───── Material provided ─────
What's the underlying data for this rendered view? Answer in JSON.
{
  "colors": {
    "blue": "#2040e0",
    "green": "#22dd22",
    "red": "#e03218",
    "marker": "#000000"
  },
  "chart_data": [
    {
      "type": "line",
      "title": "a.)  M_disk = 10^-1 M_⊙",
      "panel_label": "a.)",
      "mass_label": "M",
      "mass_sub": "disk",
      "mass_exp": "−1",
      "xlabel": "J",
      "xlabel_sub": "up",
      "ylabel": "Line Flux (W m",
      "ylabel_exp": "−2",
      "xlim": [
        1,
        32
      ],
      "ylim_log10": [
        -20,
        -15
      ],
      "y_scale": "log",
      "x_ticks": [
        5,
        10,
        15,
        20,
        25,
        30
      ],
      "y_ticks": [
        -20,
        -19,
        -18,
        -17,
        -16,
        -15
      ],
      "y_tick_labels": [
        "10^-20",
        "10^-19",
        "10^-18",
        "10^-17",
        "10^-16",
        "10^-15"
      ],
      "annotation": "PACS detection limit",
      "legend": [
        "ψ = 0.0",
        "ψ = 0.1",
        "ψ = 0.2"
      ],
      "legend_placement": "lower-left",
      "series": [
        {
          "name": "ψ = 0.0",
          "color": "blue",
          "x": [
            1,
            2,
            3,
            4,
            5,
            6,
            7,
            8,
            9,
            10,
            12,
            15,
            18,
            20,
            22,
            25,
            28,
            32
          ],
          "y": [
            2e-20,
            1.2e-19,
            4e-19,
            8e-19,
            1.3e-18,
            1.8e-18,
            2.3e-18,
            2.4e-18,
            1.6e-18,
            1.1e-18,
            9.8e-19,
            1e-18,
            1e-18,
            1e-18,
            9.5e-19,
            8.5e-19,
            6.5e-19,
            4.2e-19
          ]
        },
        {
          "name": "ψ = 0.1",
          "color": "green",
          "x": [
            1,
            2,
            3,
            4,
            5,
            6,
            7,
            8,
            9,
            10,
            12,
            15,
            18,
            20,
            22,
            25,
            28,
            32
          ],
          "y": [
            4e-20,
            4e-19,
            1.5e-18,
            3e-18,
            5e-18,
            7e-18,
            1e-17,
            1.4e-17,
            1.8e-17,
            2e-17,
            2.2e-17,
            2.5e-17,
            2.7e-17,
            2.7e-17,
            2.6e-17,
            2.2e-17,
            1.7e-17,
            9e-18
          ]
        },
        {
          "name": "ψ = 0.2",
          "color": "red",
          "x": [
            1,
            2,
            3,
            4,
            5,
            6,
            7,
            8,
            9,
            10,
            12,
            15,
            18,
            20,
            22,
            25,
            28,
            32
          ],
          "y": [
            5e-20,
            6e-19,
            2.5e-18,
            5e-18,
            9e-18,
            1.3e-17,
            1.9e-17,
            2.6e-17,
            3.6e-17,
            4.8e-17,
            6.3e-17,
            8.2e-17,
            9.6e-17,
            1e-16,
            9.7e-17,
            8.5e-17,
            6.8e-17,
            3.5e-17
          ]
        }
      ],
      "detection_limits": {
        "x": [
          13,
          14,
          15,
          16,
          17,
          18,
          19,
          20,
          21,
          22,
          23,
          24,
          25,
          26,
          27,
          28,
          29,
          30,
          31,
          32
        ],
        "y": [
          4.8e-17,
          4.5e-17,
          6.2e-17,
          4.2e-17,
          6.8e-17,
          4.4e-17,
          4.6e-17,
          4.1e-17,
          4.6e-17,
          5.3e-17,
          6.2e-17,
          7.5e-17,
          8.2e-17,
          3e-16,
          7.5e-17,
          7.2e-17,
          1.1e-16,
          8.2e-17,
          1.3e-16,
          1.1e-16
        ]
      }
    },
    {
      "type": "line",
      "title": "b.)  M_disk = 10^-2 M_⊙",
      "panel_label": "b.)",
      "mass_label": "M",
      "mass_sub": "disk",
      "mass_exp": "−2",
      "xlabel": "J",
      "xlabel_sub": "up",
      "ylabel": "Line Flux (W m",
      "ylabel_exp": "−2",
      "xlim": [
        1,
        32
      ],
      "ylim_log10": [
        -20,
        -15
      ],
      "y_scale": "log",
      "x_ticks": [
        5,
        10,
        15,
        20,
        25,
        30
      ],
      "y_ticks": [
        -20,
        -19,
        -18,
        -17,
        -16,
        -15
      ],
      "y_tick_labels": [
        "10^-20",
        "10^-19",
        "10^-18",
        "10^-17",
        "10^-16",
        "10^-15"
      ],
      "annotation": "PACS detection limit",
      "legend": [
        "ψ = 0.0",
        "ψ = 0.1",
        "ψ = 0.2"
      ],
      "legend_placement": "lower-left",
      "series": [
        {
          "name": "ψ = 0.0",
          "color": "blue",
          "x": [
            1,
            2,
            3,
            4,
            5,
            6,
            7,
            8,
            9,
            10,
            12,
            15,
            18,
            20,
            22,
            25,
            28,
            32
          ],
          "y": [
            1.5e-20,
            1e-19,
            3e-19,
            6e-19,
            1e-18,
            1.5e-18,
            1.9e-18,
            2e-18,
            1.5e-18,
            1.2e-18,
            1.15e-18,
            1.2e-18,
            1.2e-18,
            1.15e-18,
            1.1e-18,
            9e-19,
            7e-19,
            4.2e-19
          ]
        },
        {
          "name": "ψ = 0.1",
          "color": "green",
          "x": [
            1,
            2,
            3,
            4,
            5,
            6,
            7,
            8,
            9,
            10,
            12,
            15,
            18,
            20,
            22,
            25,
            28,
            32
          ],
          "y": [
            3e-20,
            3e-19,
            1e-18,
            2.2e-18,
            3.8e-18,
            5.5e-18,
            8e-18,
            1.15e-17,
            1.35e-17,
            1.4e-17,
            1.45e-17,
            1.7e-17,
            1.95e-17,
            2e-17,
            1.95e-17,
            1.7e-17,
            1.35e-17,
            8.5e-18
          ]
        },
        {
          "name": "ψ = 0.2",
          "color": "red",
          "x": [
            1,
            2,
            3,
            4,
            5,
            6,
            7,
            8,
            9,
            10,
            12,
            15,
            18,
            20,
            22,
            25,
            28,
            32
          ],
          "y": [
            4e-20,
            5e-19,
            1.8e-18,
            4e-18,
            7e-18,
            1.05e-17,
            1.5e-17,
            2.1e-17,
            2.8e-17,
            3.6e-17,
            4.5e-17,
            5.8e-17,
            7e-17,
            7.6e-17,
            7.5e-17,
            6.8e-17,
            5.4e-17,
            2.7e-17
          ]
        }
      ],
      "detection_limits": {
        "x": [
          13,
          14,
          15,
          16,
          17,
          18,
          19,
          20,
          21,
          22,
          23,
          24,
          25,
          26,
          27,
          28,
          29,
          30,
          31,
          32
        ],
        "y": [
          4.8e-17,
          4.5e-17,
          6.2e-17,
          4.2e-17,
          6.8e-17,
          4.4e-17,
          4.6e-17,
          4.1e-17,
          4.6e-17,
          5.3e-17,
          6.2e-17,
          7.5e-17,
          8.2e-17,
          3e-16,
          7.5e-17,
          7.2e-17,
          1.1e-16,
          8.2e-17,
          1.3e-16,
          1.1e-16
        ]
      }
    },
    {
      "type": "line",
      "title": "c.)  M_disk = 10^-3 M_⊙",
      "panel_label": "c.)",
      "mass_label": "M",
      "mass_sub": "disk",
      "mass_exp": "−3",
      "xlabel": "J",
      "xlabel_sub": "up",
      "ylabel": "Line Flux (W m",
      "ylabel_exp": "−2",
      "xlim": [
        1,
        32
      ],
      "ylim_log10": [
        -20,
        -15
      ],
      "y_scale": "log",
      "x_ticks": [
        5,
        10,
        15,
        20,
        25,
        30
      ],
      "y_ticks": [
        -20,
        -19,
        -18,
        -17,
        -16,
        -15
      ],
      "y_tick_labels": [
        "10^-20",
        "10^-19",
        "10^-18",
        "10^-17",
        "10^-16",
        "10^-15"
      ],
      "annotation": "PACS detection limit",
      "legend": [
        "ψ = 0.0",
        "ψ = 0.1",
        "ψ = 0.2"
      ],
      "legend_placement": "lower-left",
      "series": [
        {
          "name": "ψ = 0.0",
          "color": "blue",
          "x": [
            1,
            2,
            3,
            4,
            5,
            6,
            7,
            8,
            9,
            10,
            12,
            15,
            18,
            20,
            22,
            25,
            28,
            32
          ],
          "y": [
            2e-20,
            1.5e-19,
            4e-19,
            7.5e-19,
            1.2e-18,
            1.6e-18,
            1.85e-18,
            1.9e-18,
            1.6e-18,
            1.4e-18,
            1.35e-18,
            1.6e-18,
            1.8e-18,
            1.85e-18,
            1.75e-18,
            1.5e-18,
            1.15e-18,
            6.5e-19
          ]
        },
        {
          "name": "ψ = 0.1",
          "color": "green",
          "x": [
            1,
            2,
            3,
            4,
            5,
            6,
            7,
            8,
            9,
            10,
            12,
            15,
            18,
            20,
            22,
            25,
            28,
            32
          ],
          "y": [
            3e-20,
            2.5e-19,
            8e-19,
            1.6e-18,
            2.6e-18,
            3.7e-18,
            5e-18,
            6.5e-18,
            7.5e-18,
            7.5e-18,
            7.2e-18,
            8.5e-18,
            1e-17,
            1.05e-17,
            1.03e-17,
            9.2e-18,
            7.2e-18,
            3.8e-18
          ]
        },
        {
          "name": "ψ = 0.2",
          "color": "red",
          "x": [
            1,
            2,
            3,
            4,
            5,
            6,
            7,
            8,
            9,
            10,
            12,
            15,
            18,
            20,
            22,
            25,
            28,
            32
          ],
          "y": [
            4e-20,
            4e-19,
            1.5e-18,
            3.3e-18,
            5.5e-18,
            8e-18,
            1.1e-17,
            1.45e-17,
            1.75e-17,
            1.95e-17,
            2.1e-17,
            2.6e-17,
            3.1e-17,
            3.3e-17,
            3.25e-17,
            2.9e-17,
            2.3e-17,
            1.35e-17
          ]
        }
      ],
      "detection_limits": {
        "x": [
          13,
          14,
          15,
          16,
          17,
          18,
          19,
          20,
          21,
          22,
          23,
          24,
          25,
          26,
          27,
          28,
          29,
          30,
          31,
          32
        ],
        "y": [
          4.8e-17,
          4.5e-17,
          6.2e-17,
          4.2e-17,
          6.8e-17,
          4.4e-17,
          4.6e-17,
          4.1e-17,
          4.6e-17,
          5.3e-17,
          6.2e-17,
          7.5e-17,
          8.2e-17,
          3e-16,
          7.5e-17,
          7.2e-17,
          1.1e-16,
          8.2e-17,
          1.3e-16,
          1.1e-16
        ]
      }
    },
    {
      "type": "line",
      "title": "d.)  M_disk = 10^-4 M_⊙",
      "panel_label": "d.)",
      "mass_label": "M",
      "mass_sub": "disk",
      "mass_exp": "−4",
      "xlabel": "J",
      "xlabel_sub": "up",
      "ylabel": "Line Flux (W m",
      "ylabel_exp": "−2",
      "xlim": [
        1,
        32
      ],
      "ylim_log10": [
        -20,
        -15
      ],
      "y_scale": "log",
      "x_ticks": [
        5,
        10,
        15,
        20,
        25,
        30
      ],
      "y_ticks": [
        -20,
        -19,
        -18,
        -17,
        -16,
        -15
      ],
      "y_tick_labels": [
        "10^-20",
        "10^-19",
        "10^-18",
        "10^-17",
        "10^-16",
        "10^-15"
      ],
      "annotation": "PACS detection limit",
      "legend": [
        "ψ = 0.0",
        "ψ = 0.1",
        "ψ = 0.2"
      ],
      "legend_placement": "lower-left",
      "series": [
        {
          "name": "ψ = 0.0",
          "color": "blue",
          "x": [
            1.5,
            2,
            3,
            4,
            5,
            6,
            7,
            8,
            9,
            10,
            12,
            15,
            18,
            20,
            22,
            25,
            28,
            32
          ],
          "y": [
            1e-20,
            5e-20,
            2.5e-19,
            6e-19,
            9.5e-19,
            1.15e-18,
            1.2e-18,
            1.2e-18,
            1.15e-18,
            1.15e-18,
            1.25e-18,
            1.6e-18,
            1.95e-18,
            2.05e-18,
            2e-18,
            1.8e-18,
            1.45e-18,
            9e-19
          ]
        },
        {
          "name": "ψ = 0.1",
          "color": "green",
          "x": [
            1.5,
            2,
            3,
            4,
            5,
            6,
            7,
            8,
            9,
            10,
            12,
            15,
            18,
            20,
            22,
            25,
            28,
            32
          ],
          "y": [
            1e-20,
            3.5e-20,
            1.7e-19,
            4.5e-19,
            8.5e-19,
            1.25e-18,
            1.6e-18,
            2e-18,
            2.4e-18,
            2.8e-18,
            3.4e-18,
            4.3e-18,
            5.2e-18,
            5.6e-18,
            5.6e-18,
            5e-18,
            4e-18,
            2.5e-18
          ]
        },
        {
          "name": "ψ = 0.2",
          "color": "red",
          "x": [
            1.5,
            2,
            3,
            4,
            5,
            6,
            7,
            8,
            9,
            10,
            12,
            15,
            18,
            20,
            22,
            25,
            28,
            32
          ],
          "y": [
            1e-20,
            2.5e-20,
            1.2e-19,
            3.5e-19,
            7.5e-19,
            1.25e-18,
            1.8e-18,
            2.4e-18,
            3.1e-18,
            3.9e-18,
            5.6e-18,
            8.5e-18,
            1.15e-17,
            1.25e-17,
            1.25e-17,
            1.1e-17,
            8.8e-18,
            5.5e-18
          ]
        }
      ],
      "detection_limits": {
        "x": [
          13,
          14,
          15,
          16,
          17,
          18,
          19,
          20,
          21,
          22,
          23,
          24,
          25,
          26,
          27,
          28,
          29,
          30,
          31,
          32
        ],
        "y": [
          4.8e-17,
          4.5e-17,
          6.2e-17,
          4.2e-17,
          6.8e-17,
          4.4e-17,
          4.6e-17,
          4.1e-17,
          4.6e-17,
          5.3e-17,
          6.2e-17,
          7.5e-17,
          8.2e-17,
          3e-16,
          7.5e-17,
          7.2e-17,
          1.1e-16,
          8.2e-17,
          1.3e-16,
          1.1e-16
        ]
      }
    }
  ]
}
─────
───── Material provided ─────
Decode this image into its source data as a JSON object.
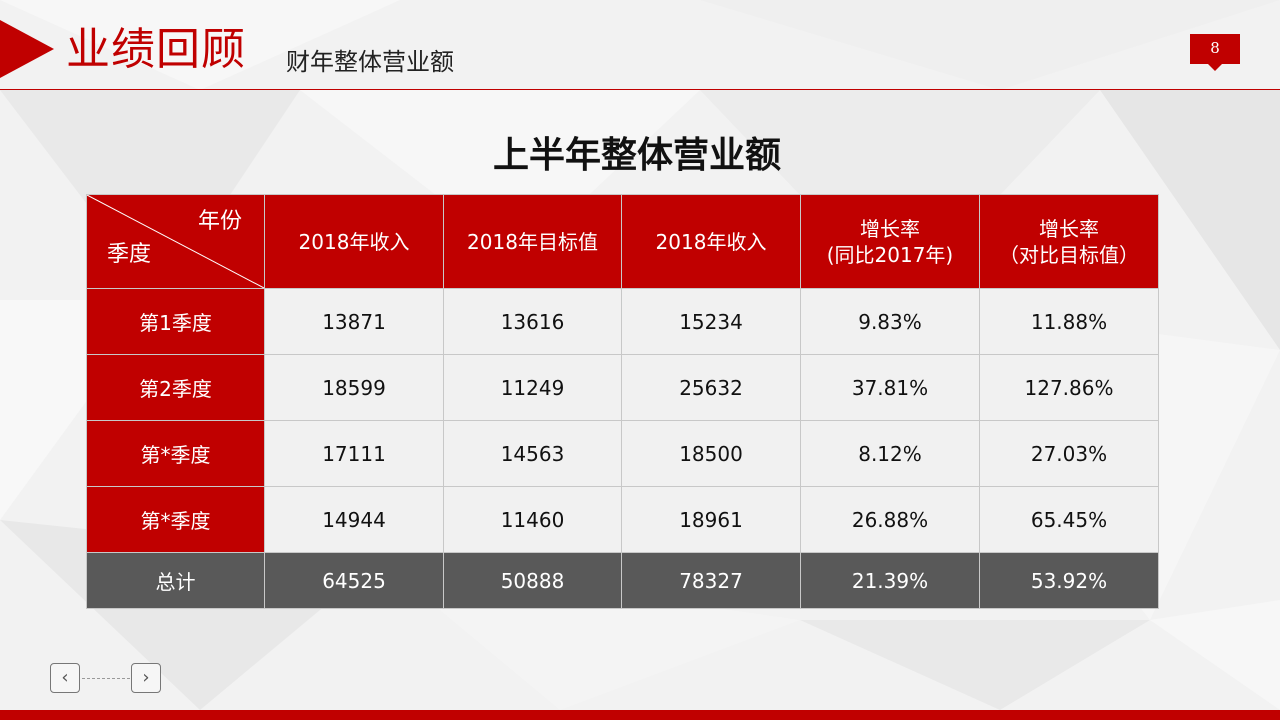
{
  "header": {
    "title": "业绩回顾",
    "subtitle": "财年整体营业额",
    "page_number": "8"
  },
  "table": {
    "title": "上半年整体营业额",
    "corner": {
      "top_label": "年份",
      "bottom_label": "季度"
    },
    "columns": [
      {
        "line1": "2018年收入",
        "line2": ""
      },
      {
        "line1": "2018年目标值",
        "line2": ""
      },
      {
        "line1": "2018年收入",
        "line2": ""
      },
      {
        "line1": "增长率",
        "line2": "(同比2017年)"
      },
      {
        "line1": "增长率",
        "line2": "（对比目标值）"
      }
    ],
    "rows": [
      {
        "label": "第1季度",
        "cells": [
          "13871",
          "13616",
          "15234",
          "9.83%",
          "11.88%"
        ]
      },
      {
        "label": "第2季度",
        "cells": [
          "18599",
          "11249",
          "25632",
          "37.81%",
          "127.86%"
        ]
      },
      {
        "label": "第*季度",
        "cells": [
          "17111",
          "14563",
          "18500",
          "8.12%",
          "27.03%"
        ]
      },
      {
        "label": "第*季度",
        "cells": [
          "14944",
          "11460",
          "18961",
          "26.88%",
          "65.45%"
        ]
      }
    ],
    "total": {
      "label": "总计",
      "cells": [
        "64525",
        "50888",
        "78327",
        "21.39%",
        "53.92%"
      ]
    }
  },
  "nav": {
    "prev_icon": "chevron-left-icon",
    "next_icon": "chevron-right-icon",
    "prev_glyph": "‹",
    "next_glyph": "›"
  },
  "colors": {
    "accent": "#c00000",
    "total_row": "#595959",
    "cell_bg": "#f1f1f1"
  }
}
─────
───── Material provided ─────
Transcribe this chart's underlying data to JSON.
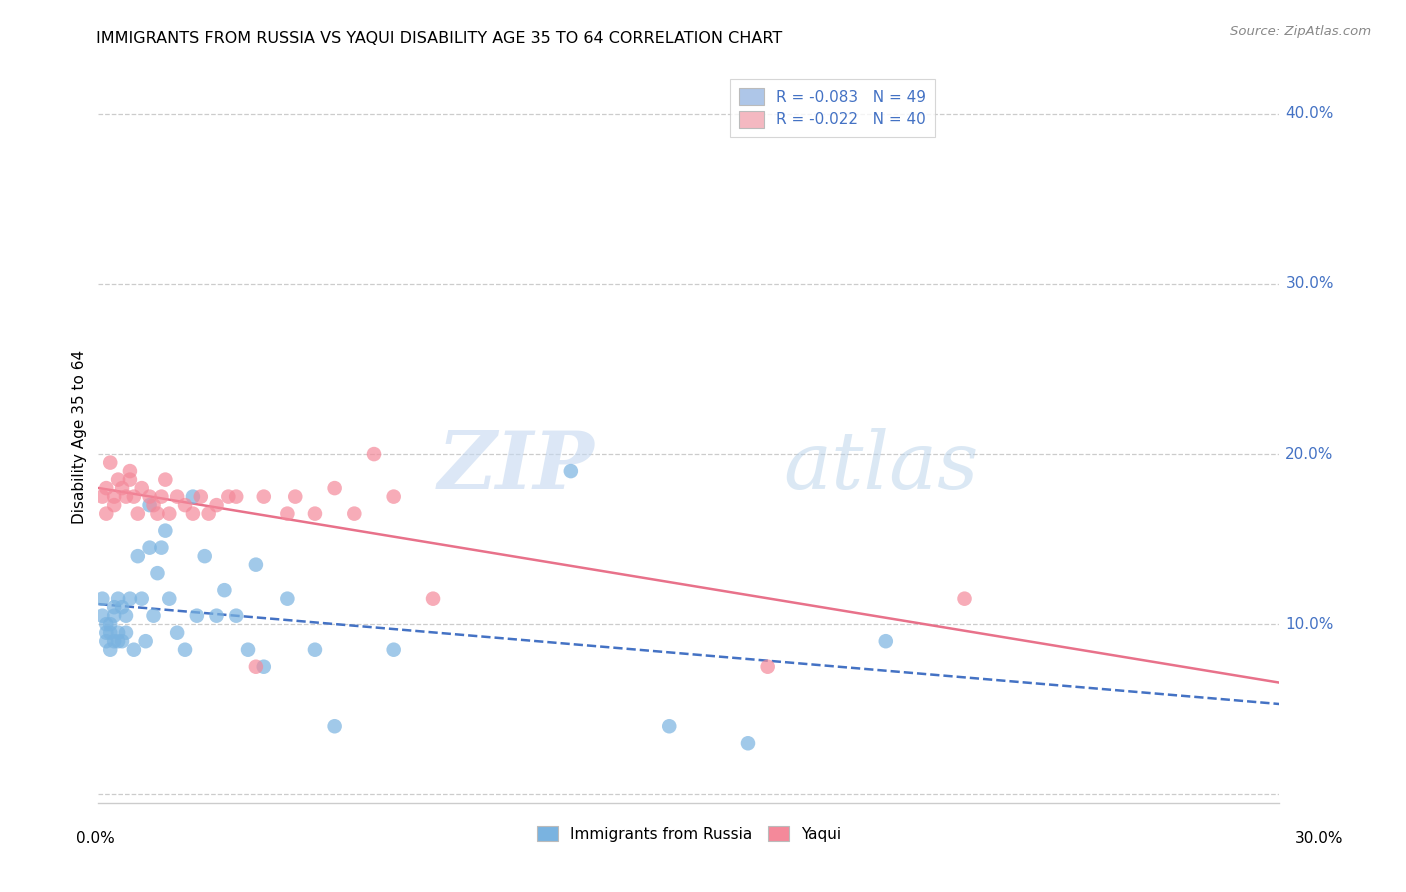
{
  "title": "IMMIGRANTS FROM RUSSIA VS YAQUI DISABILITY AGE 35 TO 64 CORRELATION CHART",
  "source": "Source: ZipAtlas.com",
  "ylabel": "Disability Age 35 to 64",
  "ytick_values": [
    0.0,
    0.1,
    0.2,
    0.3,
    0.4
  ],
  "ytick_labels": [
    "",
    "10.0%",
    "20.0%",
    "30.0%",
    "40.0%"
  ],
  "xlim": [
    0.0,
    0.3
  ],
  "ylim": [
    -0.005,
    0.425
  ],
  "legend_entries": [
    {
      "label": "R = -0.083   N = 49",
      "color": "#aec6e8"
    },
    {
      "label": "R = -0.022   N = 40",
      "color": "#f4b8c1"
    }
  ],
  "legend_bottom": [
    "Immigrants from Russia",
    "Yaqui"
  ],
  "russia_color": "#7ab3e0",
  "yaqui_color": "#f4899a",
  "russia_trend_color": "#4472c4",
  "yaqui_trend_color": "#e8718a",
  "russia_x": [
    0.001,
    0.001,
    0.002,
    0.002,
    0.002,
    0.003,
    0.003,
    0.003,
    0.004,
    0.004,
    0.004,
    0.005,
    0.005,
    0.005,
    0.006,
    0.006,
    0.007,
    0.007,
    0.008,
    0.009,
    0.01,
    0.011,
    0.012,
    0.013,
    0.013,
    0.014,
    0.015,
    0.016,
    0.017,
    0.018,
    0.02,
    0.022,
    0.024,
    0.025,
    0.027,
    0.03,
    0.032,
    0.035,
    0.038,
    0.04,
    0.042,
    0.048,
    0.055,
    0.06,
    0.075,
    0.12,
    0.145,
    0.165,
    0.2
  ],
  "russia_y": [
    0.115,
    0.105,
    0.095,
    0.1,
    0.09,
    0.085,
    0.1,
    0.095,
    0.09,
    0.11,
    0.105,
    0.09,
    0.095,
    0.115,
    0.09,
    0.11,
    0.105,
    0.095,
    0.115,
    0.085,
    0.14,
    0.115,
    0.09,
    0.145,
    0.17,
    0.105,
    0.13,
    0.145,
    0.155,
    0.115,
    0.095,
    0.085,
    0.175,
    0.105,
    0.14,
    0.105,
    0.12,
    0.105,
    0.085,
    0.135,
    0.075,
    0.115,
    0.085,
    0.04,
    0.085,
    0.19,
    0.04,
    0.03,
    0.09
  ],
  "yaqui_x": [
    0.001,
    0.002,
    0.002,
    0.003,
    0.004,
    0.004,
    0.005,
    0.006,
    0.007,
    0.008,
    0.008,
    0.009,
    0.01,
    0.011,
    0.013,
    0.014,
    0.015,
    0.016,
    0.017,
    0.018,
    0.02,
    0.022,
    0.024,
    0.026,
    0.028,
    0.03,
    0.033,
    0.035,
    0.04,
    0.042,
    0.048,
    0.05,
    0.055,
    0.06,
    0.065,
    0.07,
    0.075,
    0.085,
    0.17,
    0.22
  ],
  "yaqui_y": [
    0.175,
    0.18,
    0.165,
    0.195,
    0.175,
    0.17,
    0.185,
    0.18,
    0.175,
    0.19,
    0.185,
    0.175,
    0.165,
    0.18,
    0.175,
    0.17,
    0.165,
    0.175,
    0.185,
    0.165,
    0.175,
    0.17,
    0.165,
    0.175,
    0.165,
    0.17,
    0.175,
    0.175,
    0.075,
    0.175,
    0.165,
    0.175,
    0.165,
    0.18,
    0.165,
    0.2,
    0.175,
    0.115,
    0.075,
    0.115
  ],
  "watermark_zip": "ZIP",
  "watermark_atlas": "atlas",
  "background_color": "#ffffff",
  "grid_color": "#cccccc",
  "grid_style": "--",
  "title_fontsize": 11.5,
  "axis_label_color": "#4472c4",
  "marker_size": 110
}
─────
Copy out each line in the preceding records that contains "underlying".

__Worked solution__
What's the underlying data for this rendered view? Answer in JSON.
Transcribe this chart's underlying data to JSON.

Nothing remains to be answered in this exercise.